Data shown

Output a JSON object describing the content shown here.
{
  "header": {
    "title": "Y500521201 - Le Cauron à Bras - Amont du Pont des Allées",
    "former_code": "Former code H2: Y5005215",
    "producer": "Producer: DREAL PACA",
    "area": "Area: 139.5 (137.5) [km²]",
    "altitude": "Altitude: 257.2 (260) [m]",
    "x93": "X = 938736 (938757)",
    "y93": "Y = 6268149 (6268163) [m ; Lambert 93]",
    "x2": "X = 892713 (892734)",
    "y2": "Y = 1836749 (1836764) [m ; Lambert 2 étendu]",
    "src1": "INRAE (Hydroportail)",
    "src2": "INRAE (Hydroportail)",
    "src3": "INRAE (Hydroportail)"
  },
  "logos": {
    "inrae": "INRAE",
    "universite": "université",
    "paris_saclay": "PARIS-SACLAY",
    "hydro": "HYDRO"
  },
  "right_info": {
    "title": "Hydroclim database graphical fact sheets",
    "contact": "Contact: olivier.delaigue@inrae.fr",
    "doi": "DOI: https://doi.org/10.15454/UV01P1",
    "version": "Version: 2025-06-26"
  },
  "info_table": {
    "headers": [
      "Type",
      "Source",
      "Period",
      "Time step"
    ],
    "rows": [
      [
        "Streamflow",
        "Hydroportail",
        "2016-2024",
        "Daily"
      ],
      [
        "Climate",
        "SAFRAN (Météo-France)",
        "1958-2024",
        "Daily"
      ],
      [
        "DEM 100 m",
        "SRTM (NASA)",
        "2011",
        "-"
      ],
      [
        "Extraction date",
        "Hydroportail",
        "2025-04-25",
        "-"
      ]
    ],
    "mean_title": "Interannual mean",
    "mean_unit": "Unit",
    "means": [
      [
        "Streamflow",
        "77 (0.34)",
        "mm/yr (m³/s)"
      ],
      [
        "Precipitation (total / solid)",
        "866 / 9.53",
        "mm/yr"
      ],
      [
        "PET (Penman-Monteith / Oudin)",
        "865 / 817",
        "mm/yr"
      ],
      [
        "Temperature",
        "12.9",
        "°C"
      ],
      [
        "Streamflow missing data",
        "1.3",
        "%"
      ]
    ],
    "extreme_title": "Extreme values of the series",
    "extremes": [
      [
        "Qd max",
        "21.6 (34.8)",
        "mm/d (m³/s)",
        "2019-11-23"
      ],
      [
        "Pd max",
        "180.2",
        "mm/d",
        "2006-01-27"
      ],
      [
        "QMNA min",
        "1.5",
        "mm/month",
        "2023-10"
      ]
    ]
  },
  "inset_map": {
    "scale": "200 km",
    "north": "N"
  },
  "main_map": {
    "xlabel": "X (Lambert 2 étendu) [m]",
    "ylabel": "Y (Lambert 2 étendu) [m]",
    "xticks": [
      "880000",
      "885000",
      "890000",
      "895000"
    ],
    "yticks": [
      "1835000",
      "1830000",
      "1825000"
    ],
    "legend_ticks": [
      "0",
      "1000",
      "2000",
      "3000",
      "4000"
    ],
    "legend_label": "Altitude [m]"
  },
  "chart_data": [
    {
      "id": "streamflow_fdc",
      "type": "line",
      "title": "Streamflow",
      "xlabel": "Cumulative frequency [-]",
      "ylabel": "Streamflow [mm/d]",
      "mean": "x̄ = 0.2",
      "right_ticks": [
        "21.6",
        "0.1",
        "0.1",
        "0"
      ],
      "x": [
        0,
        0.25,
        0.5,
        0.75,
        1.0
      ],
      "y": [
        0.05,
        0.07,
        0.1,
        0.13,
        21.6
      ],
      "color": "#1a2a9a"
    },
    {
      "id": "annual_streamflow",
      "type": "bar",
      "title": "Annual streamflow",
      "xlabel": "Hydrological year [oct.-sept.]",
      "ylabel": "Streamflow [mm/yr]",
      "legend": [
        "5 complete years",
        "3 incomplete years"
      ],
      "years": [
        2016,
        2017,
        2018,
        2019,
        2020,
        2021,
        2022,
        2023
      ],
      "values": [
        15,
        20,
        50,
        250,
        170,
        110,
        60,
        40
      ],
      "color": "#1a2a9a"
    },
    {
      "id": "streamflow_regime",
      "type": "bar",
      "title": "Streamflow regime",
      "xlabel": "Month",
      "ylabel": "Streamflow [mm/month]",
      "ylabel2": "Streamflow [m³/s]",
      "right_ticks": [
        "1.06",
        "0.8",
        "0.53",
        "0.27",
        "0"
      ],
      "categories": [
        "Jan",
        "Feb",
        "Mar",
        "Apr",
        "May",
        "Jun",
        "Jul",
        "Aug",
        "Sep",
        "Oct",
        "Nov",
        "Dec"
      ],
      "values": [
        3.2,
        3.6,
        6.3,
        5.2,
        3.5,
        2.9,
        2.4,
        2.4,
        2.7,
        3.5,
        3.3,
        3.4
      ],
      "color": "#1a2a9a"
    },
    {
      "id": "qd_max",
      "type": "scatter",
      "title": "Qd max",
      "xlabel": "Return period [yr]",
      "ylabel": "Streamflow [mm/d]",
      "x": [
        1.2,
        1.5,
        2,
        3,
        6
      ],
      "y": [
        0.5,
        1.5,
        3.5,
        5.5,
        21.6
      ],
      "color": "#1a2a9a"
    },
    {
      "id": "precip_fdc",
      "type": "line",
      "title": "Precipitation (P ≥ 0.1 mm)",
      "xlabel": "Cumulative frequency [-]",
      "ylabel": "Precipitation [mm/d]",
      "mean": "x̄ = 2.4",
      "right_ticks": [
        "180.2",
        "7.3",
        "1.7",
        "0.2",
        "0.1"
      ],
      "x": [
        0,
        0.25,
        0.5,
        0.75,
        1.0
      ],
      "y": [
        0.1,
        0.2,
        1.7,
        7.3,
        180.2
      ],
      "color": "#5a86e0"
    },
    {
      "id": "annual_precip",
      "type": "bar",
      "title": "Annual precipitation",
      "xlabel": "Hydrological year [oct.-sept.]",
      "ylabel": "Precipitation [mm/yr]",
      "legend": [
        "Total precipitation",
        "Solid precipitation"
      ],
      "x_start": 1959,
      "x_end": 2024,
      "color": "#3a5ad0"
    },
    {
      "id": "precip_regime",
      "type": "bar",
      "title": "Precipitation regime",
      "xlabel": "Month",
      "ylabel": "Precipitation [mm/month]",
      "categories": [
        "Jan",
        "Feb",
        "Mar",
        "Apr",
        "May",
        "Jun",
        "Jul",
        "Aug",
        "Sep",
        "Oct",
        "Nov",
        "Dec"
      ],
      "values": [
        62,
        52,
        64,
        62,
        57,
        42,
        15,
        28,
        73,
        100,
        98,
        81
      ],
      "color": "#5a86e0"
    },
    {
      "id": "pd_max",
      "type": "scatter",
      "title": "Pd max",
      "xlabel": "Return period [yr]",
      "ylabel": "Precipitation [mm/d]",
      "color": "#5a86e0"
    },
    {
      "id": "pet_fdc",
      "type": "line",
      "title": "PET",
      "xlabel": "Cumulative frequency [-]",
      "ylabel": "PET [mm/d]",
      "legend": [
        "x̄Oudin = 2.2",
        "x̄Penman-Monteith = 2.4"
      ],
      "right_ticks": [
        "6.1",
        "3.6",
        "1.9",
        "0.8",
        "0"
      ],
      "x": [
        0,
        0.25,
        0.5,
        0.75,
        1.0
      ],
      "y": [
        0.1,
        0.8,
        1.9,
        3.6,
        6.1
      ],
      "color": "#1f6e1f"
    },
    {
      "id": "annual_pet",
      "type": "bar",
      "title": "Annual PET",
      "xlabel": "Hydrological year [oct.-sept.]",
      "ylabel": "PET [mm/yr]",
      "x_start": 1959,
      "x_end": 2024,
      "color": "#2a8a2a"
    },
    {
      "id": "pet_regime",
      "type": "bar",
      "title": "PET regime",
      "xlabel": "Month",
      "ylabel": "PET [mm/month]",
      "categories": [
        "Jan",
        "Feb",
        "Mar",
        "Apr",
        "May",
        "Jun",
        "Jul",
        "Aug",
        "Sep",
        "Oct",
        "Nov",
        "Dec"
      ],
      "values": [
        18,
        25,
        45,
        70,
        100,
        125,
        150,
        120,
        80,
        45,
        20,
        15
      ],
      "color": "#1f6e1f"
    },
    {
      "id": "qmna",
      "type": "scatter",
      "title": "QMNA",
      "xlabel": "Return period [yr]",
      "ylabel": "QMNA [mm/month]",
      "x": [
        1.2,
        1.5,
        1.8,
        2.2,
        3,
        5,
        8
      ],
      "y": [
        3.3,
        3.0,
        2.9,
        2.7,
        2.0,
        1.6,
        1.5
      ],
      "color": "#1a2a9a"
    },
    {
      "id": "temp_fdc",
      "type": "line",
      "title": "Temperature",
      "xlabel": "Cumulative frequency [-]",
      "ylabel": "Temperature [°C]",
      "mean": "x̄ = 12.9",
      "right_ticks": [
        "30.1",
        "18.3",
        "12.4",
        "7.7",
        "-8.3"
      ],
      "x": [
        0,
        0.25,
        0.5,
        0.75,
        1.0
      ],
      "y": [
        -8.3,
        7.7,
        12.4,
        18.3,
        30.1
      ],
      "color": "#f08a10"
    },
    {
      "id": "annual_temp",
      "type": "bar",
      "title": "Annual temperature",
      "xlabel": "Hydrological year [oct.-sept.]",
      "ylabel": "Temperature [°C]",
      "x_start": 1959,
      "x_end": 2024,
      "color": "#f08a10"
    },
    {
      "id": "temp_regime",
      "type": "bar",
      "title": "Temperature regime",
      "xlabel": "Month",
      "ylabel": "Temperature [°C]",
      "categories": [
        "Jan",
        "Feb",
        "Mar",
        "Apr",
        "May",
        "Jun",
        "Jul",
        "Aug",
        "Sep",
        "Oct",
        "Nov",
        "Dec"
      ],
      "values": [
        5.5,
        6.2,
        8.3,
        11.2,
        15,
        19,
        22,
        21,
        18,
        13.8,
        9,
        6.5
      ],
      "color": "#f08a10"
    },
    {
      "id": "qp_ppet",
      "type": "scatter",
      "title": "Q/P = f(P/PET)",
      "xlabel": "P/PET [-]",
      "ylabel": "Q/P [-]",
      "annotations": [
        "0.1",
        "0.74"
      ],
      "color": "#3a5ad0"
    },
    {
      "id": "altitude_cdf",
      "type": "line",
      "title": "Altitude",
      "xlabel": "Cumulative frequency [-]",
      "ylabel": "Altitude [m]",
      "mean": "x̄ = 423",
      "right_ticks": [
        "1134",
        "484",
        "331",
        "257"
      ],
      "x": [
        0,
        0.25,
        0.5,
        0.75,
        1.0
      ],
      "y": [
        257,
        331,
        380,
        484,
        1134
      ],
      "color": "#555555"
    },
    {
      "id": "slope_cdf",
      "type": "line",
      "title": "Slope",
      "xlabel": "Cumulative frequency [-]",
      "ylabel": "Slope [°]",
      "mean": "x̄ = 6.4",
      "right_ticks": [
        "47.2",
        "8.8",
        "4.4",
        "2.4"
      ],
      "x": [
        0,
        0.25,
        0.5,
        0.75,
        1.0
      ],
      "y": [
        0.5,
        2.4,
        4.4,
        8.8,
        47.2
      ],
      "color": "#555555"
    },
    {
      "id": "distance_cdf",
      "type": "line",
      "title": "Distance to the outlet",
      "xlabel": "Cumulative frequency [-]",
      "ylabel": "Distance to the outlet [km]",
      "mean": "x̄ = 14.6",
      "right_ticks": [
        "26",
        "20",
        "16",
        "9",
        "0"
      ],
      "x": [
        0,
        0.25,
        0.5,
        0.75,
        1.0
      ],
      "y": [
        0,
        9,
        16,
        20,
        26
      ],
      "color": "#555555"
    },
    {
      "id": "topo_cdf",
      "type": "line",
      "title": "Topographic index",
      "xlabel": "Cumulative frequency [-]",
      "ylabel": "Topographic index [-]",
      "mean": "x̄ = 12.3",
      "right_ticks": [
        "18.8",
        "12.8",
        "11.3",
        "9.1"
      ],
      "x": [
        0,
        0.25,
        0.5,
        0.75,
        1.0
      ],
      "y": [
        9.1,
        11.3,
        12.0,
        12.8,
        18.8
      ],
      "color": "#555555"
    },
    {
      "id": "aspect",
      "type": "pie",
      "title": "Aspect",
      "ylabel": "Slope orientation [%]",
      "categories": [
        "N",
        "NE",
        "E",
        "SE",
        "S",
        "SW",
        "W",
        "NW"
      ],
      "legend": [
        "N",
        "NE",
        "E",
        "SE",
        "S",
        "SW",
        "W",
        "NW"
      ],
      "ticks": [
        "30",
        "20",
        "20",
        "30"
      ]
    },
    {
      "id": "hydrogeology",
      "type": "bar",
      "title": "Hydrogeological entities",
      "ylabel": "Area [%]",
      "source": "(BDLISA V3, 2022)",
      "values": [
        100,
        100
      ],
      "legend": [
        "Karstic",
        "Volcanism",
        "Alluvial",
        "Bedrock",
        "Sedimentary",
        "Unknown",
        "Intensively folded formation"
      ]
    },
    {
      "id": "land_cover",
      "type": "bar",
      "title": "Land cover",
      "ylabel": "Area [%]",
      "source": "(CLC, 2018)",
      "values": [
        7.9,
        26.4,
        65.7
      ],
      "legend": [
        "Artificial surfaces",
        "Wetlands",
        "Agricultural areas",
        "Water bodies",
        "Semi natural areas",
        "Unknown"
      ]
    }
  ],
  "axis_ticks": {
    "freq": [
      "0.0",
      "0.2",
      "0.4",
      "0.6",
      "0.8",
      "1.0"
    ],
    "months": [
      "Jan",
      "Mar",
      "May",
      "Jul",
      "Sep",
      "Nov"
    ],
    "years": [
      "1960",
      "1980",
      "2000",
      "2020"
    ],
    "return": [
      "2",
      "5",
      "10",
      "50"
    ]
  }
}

What you are asked to do
Search the data for the word "outlet" and copy each line where it appears.

Response below
      "title": "Distance to the outlet",
      "ylabel": "Distance to the outlet [km]",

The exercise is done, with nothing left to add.